--- START Data entries ---

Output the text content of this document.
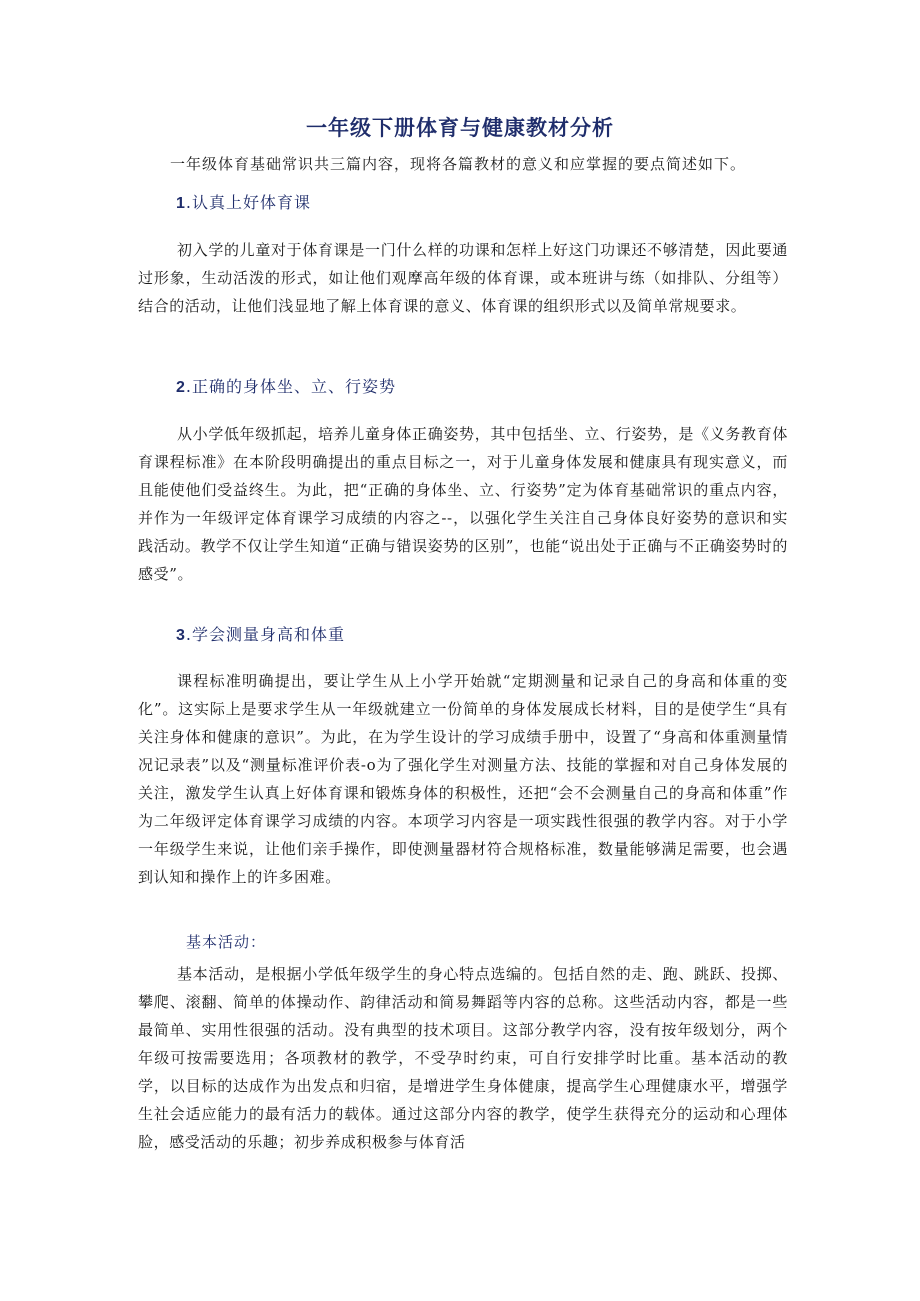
一年级下册体育与健康教材分析
一年级体育基础常识共三篇内容，现将各篇教材的意义和应掌握的要点简述如下。
1.认真上好体育课

初入学的儿童对于体育课是一门什么样的功课和怎样上好这门功课还不够清楚，因此要通过形象，生动活泼的形式，如让他们观摩高年级的体育课，或本班讲与练（如排队、分组等）结合的活动，让他们浅显地了解上体育课的意义、体育课的组织形式以及简单常规要求。

2.正确的身体坐、立、行姿势

从小学低年级抓起，培养儿童身体正确姿势，其中包括坐、立、行姿势，是《义务教育体育课程标准》在本阶段明确提出的重点目标之一，对于儿童身体发展和健康具有现实意义，而且能使他们受益终生。为此，把“正确的身体坐、立、行姿势”定为体育基础常识的重点内容，并作为一年级评定体育课学习成绩的内容之--，以强化学生关注自己身体良好姿势的意识和实践活动。教学不仅让学生知道“正确与错误姿势的区别”，也能“说出处于正确与不正确姿势时的感受”。

3.学会测量身高和体重

课程标准明确提出，要让学生从上小学开始就“定期测量和记录自己的身高和体重的变化”。这实际上是要求学生从一年级就建立一份简单的身体发展成长材料，目的是使学生“具有关注身体和健康的意识”。为此，在为学生设计的学习成绩手册中，设置了“身高和体重测量情况记录表”以及“测量标准评价表-o为了强化学生对测量方法、技能的掌握和对自己身体发展的关注，激发学生认真上好体育课和锻炼身体的积极性，还把“会不会测量自己的身高和体重”作为二年级评定体育课学习成绩的内容。本项学习内容是一项实践性很强的教学内容。对于小学一年级学生来说，让他们亲手操作，即使测量器材符合规格标准，数量能够满足需要，也会遇到认知和操作上的许多困难。

基本活动：

基本活动，是根据小学低年级学生的身心特点选编的。包括自然的走、跑、跳跃、投掷、攀爬、滚翻、简单的体操动作、韵律活动和简易舞蹈等内容的总称。这些活动内容，都是一些最简单、实用性很强的活动。没有典型的技术项目。这部分教学内容，没有按年级划分，两个年级可按需要选用；各项教材的教学，不受孕时约束，可自行安排学时比重。基本活动的教学，以目标的达成作为出发点和归宿，是增进学生身体健康，提高学生心理健康水平，增强学生社会适应能力的最有活力的载体。通过这部分内容的教学，使学生获得充分的运动和心理体脸，感受活动的乐趣；初步养成积极参与体育活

--- END Data entries ---

Write out the records above once more, word for word, with no pictures.

Result =>
Output the text content of this document.
一年级下册体育与健康教材分析
一年级体育基础常识共三篇内容，现将各篇教材的意义和应掌握的要点简述如下。
1.认真上好体育课

初入学的儿童对于体育课是一门什么样的功课和怎样上好这门功课还不够清楚，因此要通过形象，生动活泼的形式，如让他们观摩高年级的体育课，或本班讲与练（如排队、分组等）结合的活动，让他们浅显地了解上体育课的意义、体育课的组织形式以及简单常规要求。

2.正确的身体坐、立、行姿势

从小学低年级抓起，培养儿童身体正确姿势，其中包括坐、立、行姿势，是《义务教育体育课程标准》在本阶段明确提出的重点目标之一，对于儿童身体发展和健康具有现实意义，而且能使他们受益终生。为此，把“正确的身体坐、立、行姿势”定为体育基础常识的重点内容，并作为一年级评定体育课学习成绩的内容之--，以强化学生关注自己身体良好姿势的意识和实践活动。教学不仅让学生知道“正确与错误姿势的区别”，也能“说出处于正确与不正确姿势时的感受”。

3.学会测量身高和体重

课程标准明确提出，要让学生从上小学开始就“定期测量和记录自己的身高和体重的变化”。这实际上是要求学生从一年级就建立一份简单的身体发展成长材料，目的是使学生“具有关注身体和健康的意识”。为此，在为学生设计的学习成绩手册中，设置了“身高和体重测量情况记录表”以及“测量标准评价表-o为了强化学生对测量方法、技能的掌握和对自己身体发展的关注，激发学生认真上好体育课和锻炼身体的积极性，还把“会不会测量自己的身高和体重”作为二年级评定体育课学习成绩的内容。本项学习内容是一项实践性很强的教学内容。对于小学一年级学生来说，让他们亲手操作，即使测量器材符合规格标准，数量能够满足需要，也会遇到认知和操作上的许多困难。

基本活动：

基本活动，是根据小学低年级学生的身心特点选编的。包括自然的走、跑、跳跃、投掷、攀爬、滚翻、简单的体操动作、韵律活动和简易舞蹈等内容的总称。这些活动内容，都是一些最简单、实用性很强的活动。没有典型的技术项目。这部分教学内容，没有按年级划分，两个年级可按需要选用；各项教材的教学，不受孕时约束，可自行安排学时比重。基本活动的教学，以目标的达成作为出发点和归宿，是增进学生身体健康，提高学生心理健康水平，增强学生社会适应能力的最有活力的载体。通过这部分内容的教学，使学生获得充分的运动和心理体脸，感受活动的乐趣；初步养成积极参与体育活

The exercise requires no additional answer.